• [Given task]: Collect every line in the records below that contains the word "value".

Data entries

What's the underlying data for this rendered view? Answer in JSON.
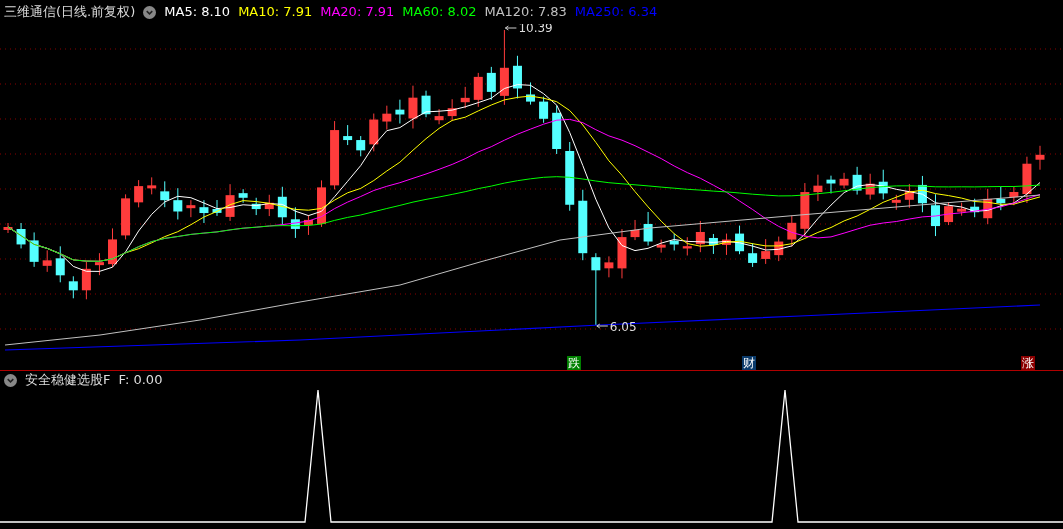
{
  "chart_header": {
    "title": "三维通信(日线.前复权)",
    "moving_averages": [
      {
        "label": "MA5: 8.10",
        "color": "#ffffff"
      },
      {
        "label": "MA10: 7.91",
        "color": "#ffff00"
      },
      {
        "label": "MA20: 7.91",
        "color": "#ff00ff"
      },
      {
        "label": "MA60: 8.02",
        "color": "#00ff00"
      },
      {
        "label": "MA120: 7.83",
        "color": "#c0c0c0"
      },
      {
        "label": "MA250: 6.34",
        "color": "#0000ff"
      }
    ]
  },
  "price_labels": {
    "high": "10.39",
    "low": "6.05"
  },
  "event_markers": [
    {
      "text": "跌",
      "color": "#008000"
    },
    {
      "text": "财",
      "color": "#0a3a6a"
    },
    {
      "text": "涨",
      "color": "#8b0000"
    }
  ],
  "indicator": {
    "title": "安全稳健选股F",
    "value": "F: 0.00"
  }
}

* * *

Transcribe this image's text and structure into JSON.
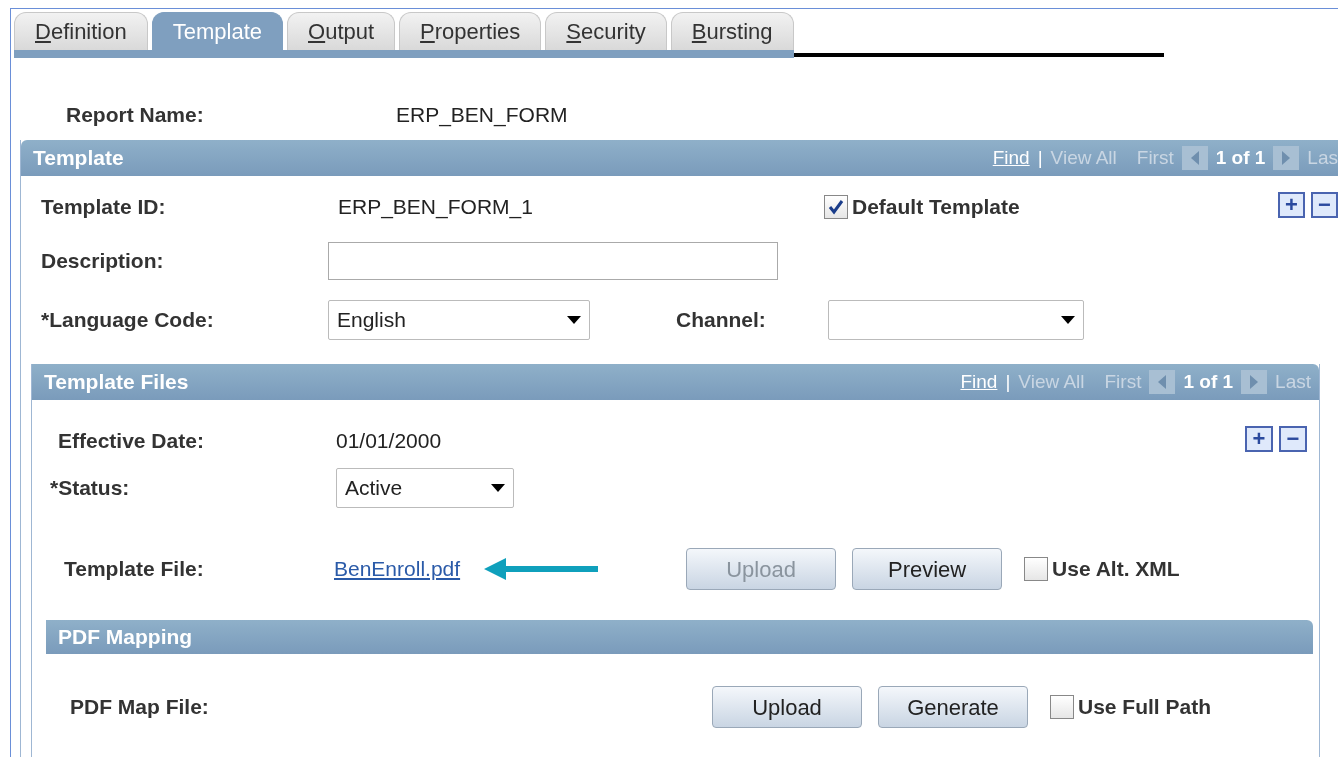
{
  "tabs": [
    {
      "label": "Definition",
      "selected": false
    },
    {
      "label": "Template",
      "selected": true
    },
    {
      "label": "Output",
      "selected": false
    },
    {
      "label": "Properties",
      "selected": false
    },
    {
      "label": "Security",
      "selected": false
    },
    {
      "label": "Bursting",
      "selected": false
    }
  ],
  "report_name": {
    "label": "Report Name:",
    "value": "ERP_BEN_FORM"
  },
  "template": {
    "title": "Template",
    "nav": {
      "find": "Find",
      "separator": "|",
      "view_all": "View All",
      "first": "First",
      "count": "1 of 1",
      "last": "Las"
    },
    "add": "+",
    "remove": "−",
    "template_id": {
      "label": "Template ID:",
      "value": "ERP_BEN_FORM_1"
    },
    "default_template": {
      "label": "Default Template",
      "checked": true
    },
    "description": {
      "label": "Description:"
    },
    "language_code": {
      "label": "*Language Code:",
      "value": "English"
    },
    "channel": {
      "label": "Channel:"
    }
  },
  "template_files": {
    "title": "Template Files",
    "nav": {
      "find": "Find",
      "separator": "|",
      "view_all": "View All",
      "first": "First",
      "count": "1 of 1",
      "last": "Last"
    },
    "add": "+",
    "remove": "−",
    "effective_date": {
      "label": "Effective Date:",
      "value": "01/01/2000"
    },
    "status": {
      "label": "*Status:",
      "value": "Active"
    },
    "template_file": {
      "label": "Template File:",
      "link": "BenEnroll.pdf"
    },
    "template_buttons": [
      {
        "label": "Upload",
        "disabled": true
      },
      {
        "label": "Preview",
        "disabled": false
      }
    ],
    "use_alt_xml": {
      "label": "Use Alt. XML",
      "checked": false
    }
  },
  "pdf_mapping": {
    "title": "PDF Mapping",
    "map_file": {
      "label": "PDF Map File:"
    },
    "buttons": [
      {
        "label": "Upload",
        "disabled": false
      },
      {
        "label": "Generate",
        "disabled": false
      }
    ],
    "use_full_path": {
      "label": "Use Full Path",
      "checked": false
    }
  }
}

• [Completed task]:
    "value": "F: 0.00"
    "value": "ERP_BEN_FORM"
      "value": "ERP_BEN_FORM_1"
      "value": "English"
      "value": "01/01/2000"
      "value": "Active"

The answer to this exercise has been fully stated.